— Start EXERCISE MATERIALS —

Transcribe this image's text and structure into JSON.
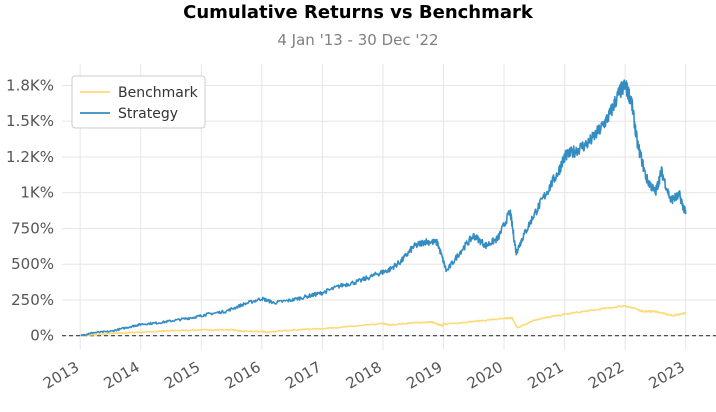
{
  "chart_data": {
    "type": "line",
    "title": "Cumulative Returns vs Benchmark",
    "subtitle": "4 Jan '13 - 30 Dec '22",
    "xlabel": "",
    "ylabel": "",
    "xlim": [
      2012.7,
      2023.5
    ],
    "ylim": [
      -100,
      1900
    ],
    "x_ticks": [
      2013,
      2014,
      2015,
      2016,
      2017,
      2018,
      2019,
      2020,
      2021,
      2022,
      2023
    ],
    "x_tick_labels": [
      "2013",
      "2014",
      "2015",
      "2016",
      "2017",
      "2018",
      "2019",
      "2020",
      "2021",
      "2022",
      "2023"
    ],
    "y_ticks": [
      0,
      250,
      500,
      750,
      1000,
      1250,
      1500,
      1750
    ],
    "y_tick_labels": [
      "0%",
      "250%",
      "500%",
      "750%",
      "1K%",
      "1.2K%",
      "1.5K%",
      "1.8K%"
    ],
    "grid": true,
    "legend_position": "top-left",
    "colors": {
      "benchmark": "#fed976",
      "strategy": "#348dc1",
      "zero_line": "#000000",
      "grid": "#e6e6e6"
    },
    "series": [
      {
        "name": "Benchmark",
        "x": [
          2013.01,
          2013.5,
          2014.0,
          2014.5,
          2015.0,
          2015.5,
          2015.7,
          2016.0,
          2016.1,
          2016.5,
          2017.0,
          2017.5,
          2018.0,
          2018.1,
          2018.5,
          2018.8,
          2018.98,
          2019.0,
          2019.5,
          2020.0,
          2020.13,
          2020.22,
          2020.5,
          2021.0,
          2021.5,
          2022.0,
          2022.3,
          2022.5,
          2022.78,
          2023.0
        ],
        "values": [
          0,
          15,
          25,
          35,
          40,
          42,
          30,
          30,
          25,
          40,
          50,
          65,
          85,
          75,
          90,
          95,
          70,
          80,
          100,
          120,
          125,
          55,
          110,
          150,
          180,
          210,
          170,
          170,
          140,
          160
        ]
      },
      {
        "name": "Strategy",
        "x": [
          2013.01,
          2013.2,
          2013.5,
          2013.8,
          2014.0,
          2014.3,
          2014.6,
          2014.9,
          2015.1,
          2015.4,
          2015.7,
          2016.0,
          2016.2,
          2016.5,
          2016.8,
          2017.0,
          2017.3,
          2017.6,
          2017.9,
          2018.1,
          2018.3,
          2018.5,
          2018.7,
          2018.9,
          2019.05,
          2019.3,
          2019.5,
          2019.7,
          2019.9,
          2020.1,
          2020.2,
          2020.3,
          2020.5,
          2020.7,
          2020.9,
          2021.0,
          2021.2,
          2021.4,
          2021.6,
          2021.75,
          2021.9,
          2022.0,
          2022.1,
          2022.2,
          2022.35,
          2022.5,
          2022.6,
          2022.75,
          2022.9,
          2023.0
        ],
        "values": [
          0,
          20,
          30,
          60,
          80,
          90,
          110,
          130,
          150,
          170,
          220,
          260,
          230,
          250,
          280,
          300,
          350,
          380,
          430,
          460,
          520,
          620,
          660,
          650,
          450,
          600,
          700,
          630,
          680,
          870,
          580,
          680,
          850,
          1000,
          1150,
          1250,
          1300,
          1350,
          1450,
          1550,
          1700,
          1750,
          1650,
          1350,
          1100,
          1000,
          1150,
          950,
          980,
          850
        ]
      }
    ]
  }
}
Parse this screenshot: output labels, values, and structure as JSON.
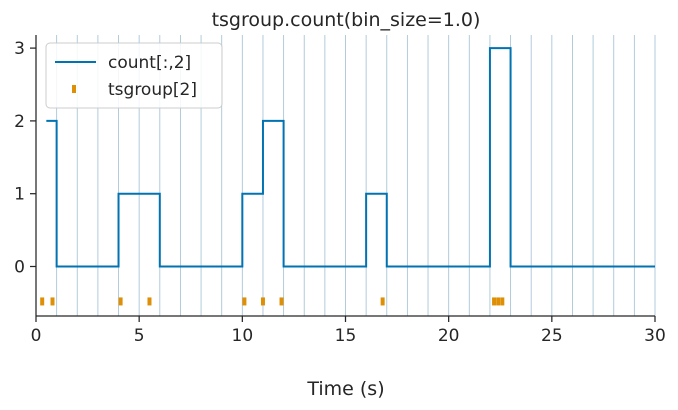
{
  "chart_data": {
    "type": "line",
    "title": "tsgroup.count(bin_size=1.0)",
    "xlabel": "Time (s)",
    "ylabel": "",
    "xlim": [
      0,
      30
    ],
    "ylim": [
      -0.68,
      3.18
    ],
    "x_ticks": [
      0,
      5,
      10,
      15,
      20,
      25,
      30
    ],
    "y_ticks": [
      0,
      1,
      2,
      3
    ],
    "bin_size": 1.0,
    "bin_edges": [
      0,
      1,
      2,
      3,
      4,
      5,
      6,
      7,
      8,
      9,
      10,
      11,
      12,
      13,
      14,
      15,
      16,
      17,
      18,
      19,
      20,
      21,
      22,
      23,
      24,
      25,
      26,
      27,
      28,
      29,
      30
    ],
    "grid": false,
    "legend_position": "top-left",
    "colors": {
      "count": "#0173b2",
      "events": "#de8f05",
      "bin_edges": "#a9c6d8",
      "axes": "#262626"
    },
    "series": [
      {
        "name": "count[:,2]",
        "style": "step",
        "x": [
          0.5,
          1,
          2,
          3,
          4,
          5,
          6,
          7,
          8,
          9,
          10,
          11,
          12,
          13,
          14,
          15,
          16,
          17,
          18,
          19,
          20,
          21,
          22,
          23,
          24,
          25,
          26,
          27,
          28,
          29,
          30
        ],
        "values": [
          2,
          0,
          0,
          0,
          1,
          1,
          0,
          0,
          0,
          0,
          1,
          2,
          0,
          0,
          0,
          0,
          1,
          0,
          0,
          0,
          0,
          0,
          3,
          0,
          0,
          0,
          0,
          0,
          0,
          0,
          0
        ]
      },
      {
        "name": "tsgroup[2]",
        "style": "event",
        "y": -0.48,
        "times": [
          0.3,
          0.8,
          4.1,
          5.5,
          10.1,
          11.0,
          11.9,
          16.8,
          22.2,
          22.4,
          22.6
        ]
      }
    ]
  }
}
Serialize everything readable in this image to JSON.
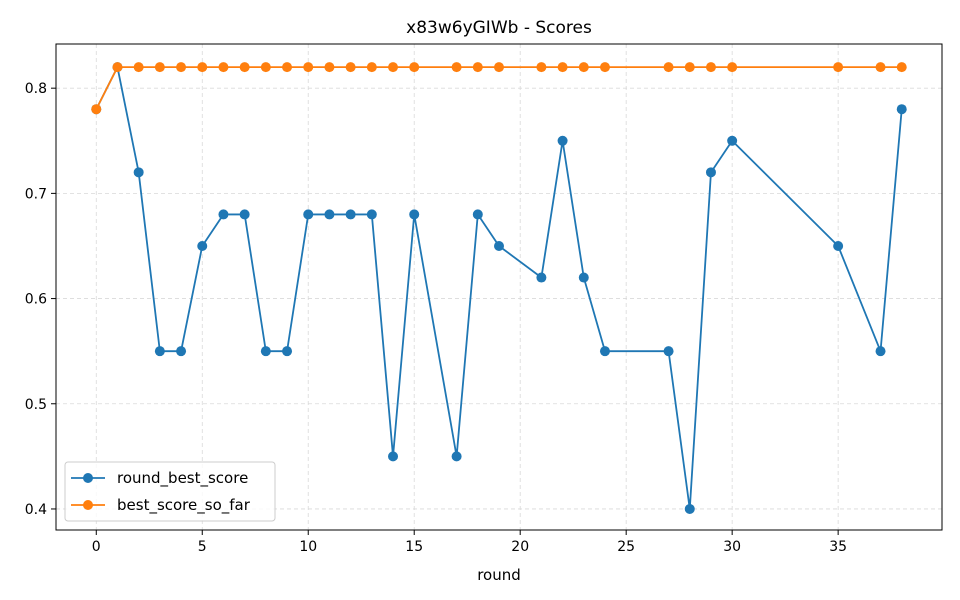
{
  "chart_data": {
    "type": "line",
    "title": "x83w6yGIWb - Scores",
    "xlabel": "round",
    "ylabel": "",
    "xlim": [
      -1.9,
      39.9
    ],
    "ylim": [
      0.38,
      0.842
    ],
    "xticks": [
      0,
      5,
      10,
      15,
      20,
      25,
      30,
      35
    ],
    "yticks": [
      0.4,
      0.5,
      0.6,
      0.7,
      0.8
    ],
    "grid": true,
    "legend_position": "lower-left",
    "series": [
      {
        "name": "round_best_score",
        "color": "#1f77b4",
        "x": [
          0,
          1,
          2,
          3,
          4,
          5,
          6,
          7,
          8,
          9,
          10,
          11,
          12,
          13,
          14,
          15,
          17,
          18,
          19,
          21,
          22,
          23,
          24,
          27,
          28,
          29,
          30,
          35,
          37,
          38
        ],
        "y": [
          0.78,
          0.82,
          0.72,
          0.55,
          0.55,
          0.65,
          0.68,
          0.68,
          0.55,
          0.55,
          0.68,
          0.68,
          0.68,
          0.68,
          0.45,
          0.68,
          0.45,
          0.68,
          0.65,
          0.62,
          0.75,
          0.62,
          0.55,
          0.55,
          0.4,
          0.72,
          0.75,
          0.65,
          0.55,
          0.78
        ]
      },
      {
        "name": "best_score_so_far",
        "color": "#ff7f0e",
        "x": [
          0,
          1,
          2,
          3,
          4,
          5,
          6,
          7,
          8,
          9,
          10,
          11,
          12,
          13,
          14,
          15,
          17,
          18,
          19,
          21,
          22,
          23,
          24,
          27,
          28,
          29,
          30,
          35,
          37,
          38
        ],
        "y": [
          0.78,
          0.82,
          0.82,
          0.82,
          0.82,
          0.82,
          0.82,
          0.82,
          0.82,
          0.82,
          0.82,
          0.82,
          0.82,
          0.82,
          0.82,
          0.82,
          0.82,
          0.82,
          0.82,
          0.82,
          0.82,
          0.82,
          0.82,
          0.82,
          0.82,
          0.82,
          0.82,
          0.82,
          0.82,
          0.82
        ]
      }
    ]
  }
}
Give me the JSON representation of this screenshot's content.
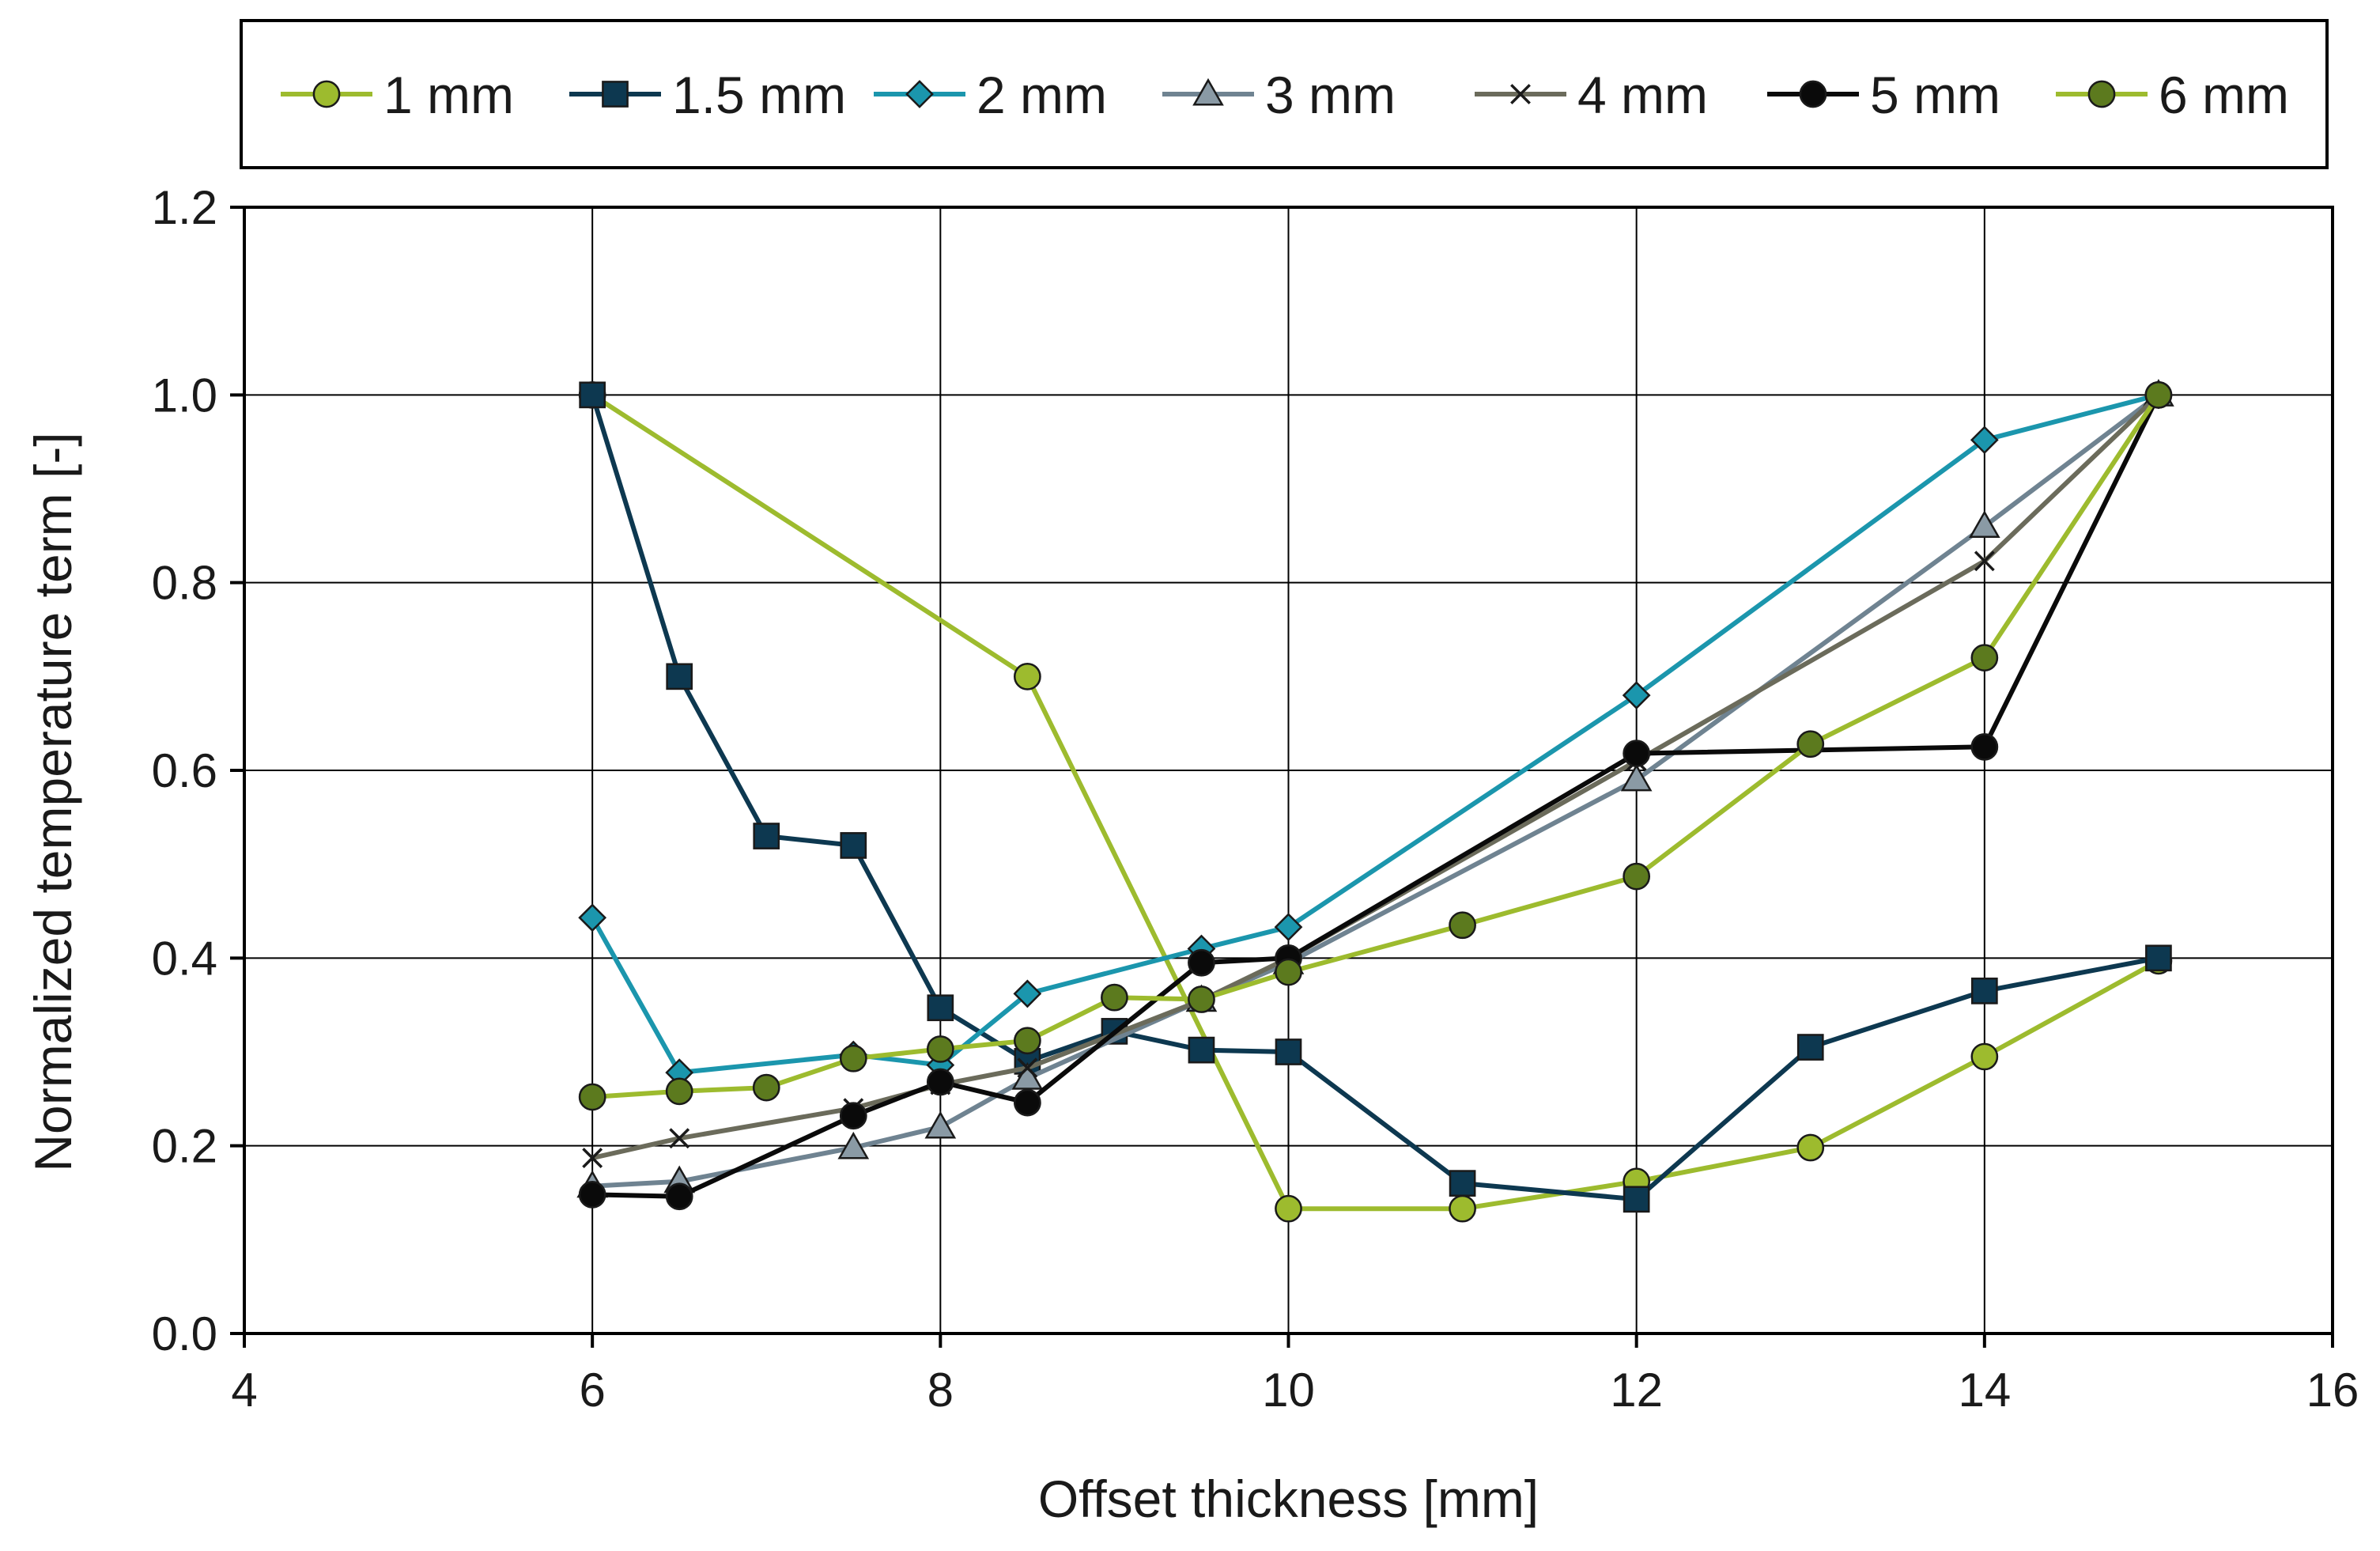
{
  "chart_data": {
    "type": "line",
    "title": "",
    "xlabel": "Offset thickness   [mm]",
    "ylabel": "Normalized temperature term   [-]",
    "xlim": [
      4,
      16
    ],
    "ylim": [
      0,
      1.2
    ],
    "xticks": [
      4,
      6,
      8,
      10,
      12,
      14,
      16
    ],
    "yticks": [
      0.0,
      0.2,
      0.4,
      0.6,
      0.8,
      1.0,
      1.2
    ],
    "xtick_labels": [
      "4",
      "6",
      "8",
      "10",
      "12",
      "14",
      "16"
    ],
    "ytick_labels": [
      "0.0",
      "0.2",
      "0.4",
      "0.6",
      "0.8",
      "1.0",
      "1.2"
    ],
    "grid": true,
    "legend_position": "top",
    "series": [
      {
        "name": "1 mm",
        "color": "#9dbb2e",
        "marker": "circle",
        "marker_fill": "#9dbb2e",
        "x": [
          6,
          8.5,
          10,
          11,
          12,
          13,
          14,
          15
        ],
        "y": [
          1.0,
          0.7,
          0.133,
          0.133,
          0.162,
          0.198,
          0.295,
          0.397
        ]
      },
      {
        "name": "1.5 mm",
        "color": "#0d3850",
        "marker": "square",
        "marker_fill": "#0d3850",
        "x": [
          6,
          6.5,
          7,
          7.5,
          8,
          8.5,
          9,
          9.5,
          10,
          11,
          12,
          13,
          14,
          15
        ],
        "y": [
          1.0,
          0.7,
          0.53,
          0.52,
          0.347,
          0.29,
          0.322,
          0.302,
          0.3,
          0.16,
          0.143,
          0.305,
          0.365,
          0.4
        ]
      },
      {
        "name": "2 mm",
        "color": "#1b96ad",
        "marker": "diamond",
        "marker_fill": "#1b96ad",
        "x": [
          6,
          6.5,
          7.5,
          8,
          8.5,
          9.5,
          10,
          12,
          14,
          15
        ],
        "y": [
          0.443,
          0.278,
          0.297,
          0.286,
          0.362,
          0.41,
          0.433,
          0.68,
          0.952,
          1.0
        ]
      },
      {
        "name": "3 mm",
        "color": "#6f8391",
        "marker": "triangle",
        "marker_fill": "#8a9aa5",
        "x": [
          6,
          6.5,
          7.5,
          8,
          8.5,
          9.5,
          10,
          12,
          14,
          15
        ],
        "y": [
          0.157,
          0.162,
          0.198,
          0.22,
          0.272,
          0.355,
          0.395,
          0.59,
          0.86,
          1.0
        ]
      },
      {
        "name": "4 mm",
        "color": "#6b6b5b",
        "marker": "x",
        "marker_fill": "#1a1a1a",
        "x": [
          6,
          6.5,
          7.5,
          8,
          8.5,
          9.5,
          10,
          12,
          14,
          15
        ],
        "y": [
          0.187,
          0.208,
          0.24,
          0.265,
          0.283,
          0.355,
          0.4,
          0.61,
          0.823,
          1.0
        ]
      },
      {
        "name": "5 mm",
        "color": "#0a0a0a",
        "marker": "circle",
        "marker_fill": "#0a0a0a",
        "x": [
          6,
          6.5,
          7.5,
          8,
          8.5,
          9.5,
          10,
          12,
          14,
          15
        ],
        "y": [
          0.148,
          0.146,
          0.232,
          0.268,
          0.246,
          0.395,
          0.4,
          0.618,
          0.625,
          1.0
        ]
      },
      {
        "name": "6 mm",
        "color": "#9dbb2e",
        "marker": "circle",
        "marker_fill": "#5c7a1e",
        "x": [
          6,
          6.5,
          7,
          7.5,
          8,
          8.5,
          9,
          9.5,
          10,
          11,
          12,
          13,
          14,
          15
        ],
        "y": [
          0.252,
          0.258,
          0.262,
          0.293,
          0.303,
          0.312,
          0.358,
          0.356,
          0.385,
          0.435,
          0.487,
          0.628,
          0.72,
          1.0
        ]
      }
    ]
  }
}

— End EXERCISE MATERIALS —

▶ [AIM]
Extract each line from the entries above that contains the string "screenshot".

▶ [TASK RESULT]
Parse this screenshot: output labels, values, and structure as JSON.
Give me the JSON representation of this screenshot's content.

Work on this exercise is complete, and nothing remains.